[start SOURCE RECORDS]
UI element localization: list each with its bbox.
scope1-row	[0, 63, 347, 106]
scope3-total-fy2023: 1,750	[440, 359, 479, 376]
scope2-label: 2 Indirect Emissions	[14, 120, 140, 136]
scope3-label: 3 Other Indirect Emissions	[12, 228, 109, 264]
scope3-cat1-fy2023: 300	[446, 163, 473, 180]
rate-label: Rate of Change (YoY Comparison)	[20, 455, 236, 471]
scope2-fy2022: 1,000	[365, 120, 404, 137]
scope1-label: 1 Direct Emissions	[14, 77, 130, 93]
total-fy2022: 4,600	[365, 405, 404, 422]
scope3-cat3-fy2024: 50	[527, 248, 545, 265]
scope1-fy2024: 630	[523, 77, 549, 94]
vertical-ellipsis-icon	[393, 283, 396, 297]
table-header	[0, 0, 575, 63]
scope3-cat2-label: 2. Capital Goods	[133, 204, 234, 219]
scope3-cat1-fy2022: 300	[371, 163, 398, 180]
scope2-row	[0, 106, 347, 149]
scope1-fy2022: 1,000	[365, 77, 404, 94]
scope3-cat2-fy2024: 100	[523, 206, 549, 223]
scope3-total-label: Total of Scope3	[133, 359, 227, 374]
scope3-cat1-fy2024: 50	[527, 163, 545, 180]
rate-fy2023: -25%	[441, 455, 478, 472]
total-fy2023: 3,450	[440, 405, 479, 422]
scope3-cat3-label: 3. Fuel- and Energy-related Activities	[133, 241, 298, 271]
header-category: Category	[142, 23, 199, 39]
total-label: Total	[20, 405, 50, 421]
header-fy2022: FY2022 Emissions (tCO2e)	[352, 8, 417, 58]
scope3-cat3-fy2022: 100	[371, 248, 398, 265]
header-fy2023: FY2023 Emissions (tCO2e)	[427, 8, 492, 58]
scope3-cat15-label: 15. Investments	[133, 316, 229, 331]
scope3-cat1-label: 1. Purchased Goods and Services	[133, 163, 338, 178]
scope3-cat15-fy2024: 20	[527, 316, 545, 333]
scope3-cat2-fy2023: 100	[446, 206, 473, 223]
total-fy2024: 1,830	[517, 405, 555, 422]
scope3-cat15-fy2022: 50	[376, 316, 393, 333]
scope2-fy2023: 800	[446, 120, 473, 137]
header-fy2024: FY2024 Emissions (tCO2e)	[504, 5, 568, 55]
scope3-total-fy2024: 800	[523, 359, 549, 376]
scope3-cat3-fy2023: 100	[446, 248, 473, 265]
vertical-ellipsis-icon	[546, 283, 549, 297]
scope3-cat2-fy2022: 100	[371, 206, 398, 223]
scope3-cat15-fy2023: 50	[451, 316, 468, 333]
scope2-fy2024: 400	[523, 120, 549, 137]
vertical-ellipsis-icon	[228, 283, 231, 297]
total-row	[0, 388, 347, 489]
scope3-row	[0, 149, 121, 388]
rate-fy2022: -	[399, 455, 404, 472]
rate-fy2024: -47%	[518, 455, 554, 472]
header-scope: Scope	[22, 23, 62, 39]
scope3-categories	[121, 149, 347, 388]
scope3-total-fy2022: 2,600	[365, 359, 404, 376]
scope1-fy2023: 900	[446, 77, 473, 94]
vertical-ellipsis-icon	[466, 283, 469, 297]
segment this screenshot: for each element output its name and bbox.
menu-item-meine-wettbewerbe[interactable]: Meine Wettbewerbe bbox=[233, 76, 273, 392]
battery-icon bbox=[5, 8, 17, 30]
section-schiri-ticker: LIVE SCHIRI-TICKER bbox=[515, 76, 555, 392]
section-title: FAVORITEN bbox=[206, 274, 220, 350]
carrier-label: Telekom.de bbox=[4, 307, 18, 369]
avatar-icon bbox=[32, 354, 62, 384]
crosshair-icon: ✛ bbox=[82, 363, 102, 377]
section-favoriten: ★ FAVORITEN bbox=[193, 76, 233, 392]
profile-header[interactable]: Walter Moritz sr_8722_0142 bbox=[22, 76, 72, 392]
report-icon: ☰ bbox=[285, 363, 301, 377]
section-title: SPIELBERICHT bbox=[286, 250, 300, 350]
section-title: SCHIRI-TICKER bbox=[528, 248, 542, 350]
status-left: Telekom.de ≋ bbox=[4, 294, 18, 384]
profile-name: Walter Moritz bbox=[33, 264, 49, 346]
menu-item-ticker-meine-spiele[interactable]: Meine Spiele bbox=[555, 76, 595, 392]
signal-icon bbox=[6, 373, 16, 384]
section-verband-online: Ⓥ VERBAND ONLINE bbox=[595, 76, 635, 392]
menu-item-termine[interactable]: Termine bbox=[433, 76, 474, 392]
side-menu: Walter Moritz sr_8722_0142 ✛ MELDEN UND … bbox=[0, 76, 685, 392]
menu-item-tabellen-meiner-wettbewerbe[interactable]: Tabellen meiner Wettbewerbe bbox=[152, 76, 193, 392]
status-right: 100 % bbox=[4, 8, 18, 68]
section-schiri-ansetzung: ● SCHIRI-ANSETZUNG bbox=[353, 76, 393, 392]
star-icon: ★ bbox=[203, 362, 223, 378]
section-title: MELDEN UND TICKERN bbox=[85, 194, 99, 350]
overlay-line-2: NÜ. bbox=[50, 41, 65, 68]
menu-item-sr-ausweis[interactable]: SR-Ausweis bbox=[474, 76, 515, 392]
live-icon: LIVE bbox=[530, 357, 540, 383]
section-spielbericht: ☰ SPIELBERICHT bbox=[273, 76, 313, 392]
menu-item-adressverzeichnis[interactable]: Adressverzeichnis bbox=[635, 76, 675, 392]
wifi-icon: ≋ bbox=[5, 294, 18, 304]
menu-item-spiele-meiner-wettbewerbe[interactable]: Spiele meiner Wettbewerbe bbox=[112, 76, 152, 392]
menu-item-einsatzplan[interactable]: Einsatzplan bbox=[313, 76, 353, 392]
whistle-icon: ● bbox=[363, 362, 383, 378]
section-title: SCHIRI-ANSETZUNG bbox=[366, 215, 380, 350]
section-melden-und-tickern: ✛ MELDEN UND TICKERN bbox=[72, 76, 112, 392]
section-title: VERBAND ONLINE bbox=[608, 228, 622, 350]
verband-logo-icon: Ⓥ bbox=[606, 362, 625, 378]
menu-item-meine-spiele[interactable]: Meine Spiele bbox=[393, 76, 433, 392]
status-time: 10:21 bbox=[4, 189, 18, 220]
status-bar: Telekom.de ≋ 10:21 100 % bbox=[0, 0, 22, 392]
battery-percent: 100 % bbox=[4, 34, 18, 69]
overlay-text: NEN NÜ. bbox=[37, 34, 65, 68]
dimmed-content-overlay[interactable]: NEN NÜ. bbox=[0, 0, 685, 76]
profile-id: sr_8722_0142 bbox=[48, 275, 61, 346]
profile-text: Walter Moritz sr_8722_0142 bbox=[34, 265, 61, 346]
[end SOURCE RECORDS]
§ WHAT THE TASK REQUIRES:
Reproduce all the rows above, switching every "Emissions" to "Discharges" and leaving everything else unchanged.

§ SOLUTION BELOW:
UI element localization: list each with its bbox.
scope1-row	[0, 63, 347, 106]
scope3-total-fy2023: 1,750	[440, 359, 479, 376]
scope2-label: 2 Indirect Discharges	[14, 120, 140, 136]
scope3-label: 3 Other Indirect Discharges	[12, 228, 109, 264]
scope3-cat1-fy2023: 300	[446, 163, 473, 180]
rate-label: Rate of Change (YoY Comparison)	[20, 455, 236, 471]
scope2-fy2022: 1,000	[365, 120, 404, 137]
scope1-label: 1 Direct Discharges	[14, 77, 130, 93]
total-fy2022: 4,600	[365, 405, 404, 422]
scope3-cat3-fy2024: 50	[527, 248, 545, 265]
scope1-fy2024: 630	[523, 77, 549, 94]
vertical-ellipsis-icon	[393, 283, 396, 297]
table-header	[0, 0, 575, 63]
scope3-cat2-label: 2. Capital Goods	[133, 204, 234, 219]
scope3-cat1-fy2022: 300	[371, 163, 398, 180]
scope2-row	[0, 106, 347, 149]
scope1-fy2022: 1,000	[365, 77, 404, 94]
scope3-cat2-fy2024: 100	[523, 206, 549, 223]
scope3-total-label: Total of Scope3	[133, 359, 227, 374]
scope3-cat1-fy2024: 50	[527, 163, 545, 180]
rate-fy2023: -25%	[441, 455, 478, 472]
total-fy2023: 3,450	[440, 405, 479, 422]
scope3-cat3-label: 3. Fuel- and Energy-related Activities	[133, 241, 298, 271]
header-category: Category	[142, 23, 199, 39]
total-label: Total	[20, 405, 50, 421]
header-fy2022: FY2022 Discharges (tCO2e)	[352, 8, 417, 58]
scope3-cat3-fy2022: 100	[371, 248, 398, 265]
header-fy2023: FY2023 Discharges (tCO2e)	[427, 8, 492, 58]
scope3-cat15-label: 15. Investments	[133, 316, 229, 331]
scope3-cat1-label: 1. Purchased Goods and Services	[133, 163, 338, 178]
scope3-cat15-fy2024: 20	[527, 316, 545, 333]
scope3-cat2-fy2023: 100	[446, 206, 473, 223]
total-fy2024: 1,830	[517, 405, 555, 422]
scope3-cat15-fy2022: 50	[376, 316, 393, 333]
scope2-fy2023: 800	[446, 120, 473, 137]
header-fy2024: FY2024 Discharges (tCO2e)	[504, 5, 568, 55]
scope3-total-fy2024: 800	[523, 359, 549, 376]
scope3-cat3-fy2023: 100	[446, 248, 473, 265]
vertical-ellipsis-icon	[546, 283, 549, 297]
scope3-cat2-fy2022: 100	[371, 206, 398, 223]
scope3-cat15-fy2023: 50	[451, 316, 468, 333]
scope2-fy2024: 400	[523, 120, 549, 137]
vertical-ellipsis-icon	[228, 283, 231, 297]
total-row	[0, 388, 347, 489]
scope3-row	[0, 149, 121, 388]
rate-fy2022: -	[399, 455, 404, 472]
rate-fy2024: -47%	[518, 455, 554, 472]
header-scope: Scope	[22, 23, 62, 39]
scope3-categories	[121, 149, 347, 388]
scope3-total-fy2022: 2,600	[365, 359, 404, 376]
scope1-fy2023: 900	[446, 77, 473, 94]
vertical-ellipsis-icon	[466, 283, 469, 297]
segment this screenshot: for each element output its name and bbox.
menu-item-meine-wettbewerbe[interactable]: Meine Wettbewerbe bbox=[233, 76, 273, 392]
battery-icon bbox=[5, 8, 17, 30]
section-schiri-ticker: LIVE SCHIRI-TICKER bbox=[515, 76, 555, 392]
section-title: FAVORITEN bbox=[206, 274, 220, 350]
carrier-label: Telekom.de bbox=[4, 307, 18, 369]
avatar-icon bbox=[32, 354, 62, 384]
crosshair-icon: ✛ bbox=[82, 363, 102, 377]
section-favoriten: ★ FAVORITEN bbox=[193, 76, 233, 392]
profile-header[interactable]: Walter Moritz sr_8722_0142 bbox=[22, 76, 72, 392]
report-icon: ☰ bbox=[285, 363, 301, 377]
section-title: SPIELBERICHT bbox=[286, 250, 300, 350]
section-title: SCHIRI-TICKER bbox=[528, 248, 542, 350]
status-left: Telekom.de ≋ bbox=[4, 294, 18, 384]
profile-name: Walter Moritz bbox=[33, 264, 49, 346]
menu-item-ticker-meine-spiele[interactable]: Meine Spiele bbox=[555, 76, 595, 392]
signal-icon bbox=[6, 373, 16, 384]
section-verband-online: Ⓥ VERBAND ONLINE bbox=[595, 76, 635, 392]
menu-item-termine[interactable]: Termine bbox=[433, 76, 474, 392]
side-menu: Walter Moritz sr_8722_0142 ✛ MELDEN UND … bbox=[0, 76, 685, 392]
menu-item-tabellen-meiner-wettbewerbe[interactable]: Tabellen meiner Wettbewerbe bbox=[152, 76, 193, 392]
status-right: 100 % bbox=[4, 8, 18, 68]
section-schiri-ansetzung: ● SCHIRI-ANSETZUNG bbox=[353, 76, 393, 392]
star-icon: ★ bbox=[203, 362, 223, 378]
section-title: MELDEN UND TICKERN bbox=[85, 194, 99, 350]
overlay-line-2: NÜ. bbox=[50, 41, 65, 68]
menu-item-sr-ausweis[interactable]: SR-Ausweis bbox=[474, 76, 515, 392]
live-icon: LIVE bbox=[530, 357, 540, 383]
section-spielbericht: ☰ SPIELBERICHT bbox=[273, 76, 313, 392]
menu-item-adressverzeichnis[interactable]: Adressverzeichnis bbox=[635, 76, 675, 392]
wifi-icon: ≋ bbox=[5, 294, 18, 304]
menu-item-spiele-meiner-wettbewerbe[interactable]: Spiele meiner Wettbewerbe bbox=[112, 76, 152, 392]
menu-item-einsatzplan[interactable]: Einsatzplan bbox=[313, 76, 353, 392]
whistle-icon: ● bbox=[363, 362, 383, 378]
section-title: SCHIRI-ANSETZUNG bbox=[366, 215, 380, 350]
section-melden-und-tickern: ✛ MELDEN UND TICKERN bbox=[72, 76, 112, 392]
section-title: VERBAND ONLINE bbox=[608, 228, 622, 350]
verband-logo-icon: Ⓥ bbox=[606, 362, 625, 378]
menu-item-meine-spiele[interactable]: Meine Spiele bbox=[393, 76, 433, 392]
status-time: 10:21 bbox=[4, 189, 18, 220]
status-bar: Telekom.de ≋ 10:21 100 % bbox=[0, 0, 22, 392]
battery-percent: 100 % bbox=[4, 34, 18, 69]
overlay-text: NEN NÜ. bbox=[37, 34, 65, 68]
dimmed-content-overlay[interactable]: NEN NÜ. bbox=[0, 0, 685, 76]
profile-id: sr_8722_0142 bbox=[48, 275, 61, 346]
profile-text: Walter Moritz sr_8722_0142 bbox=[34, 265, 61, 346]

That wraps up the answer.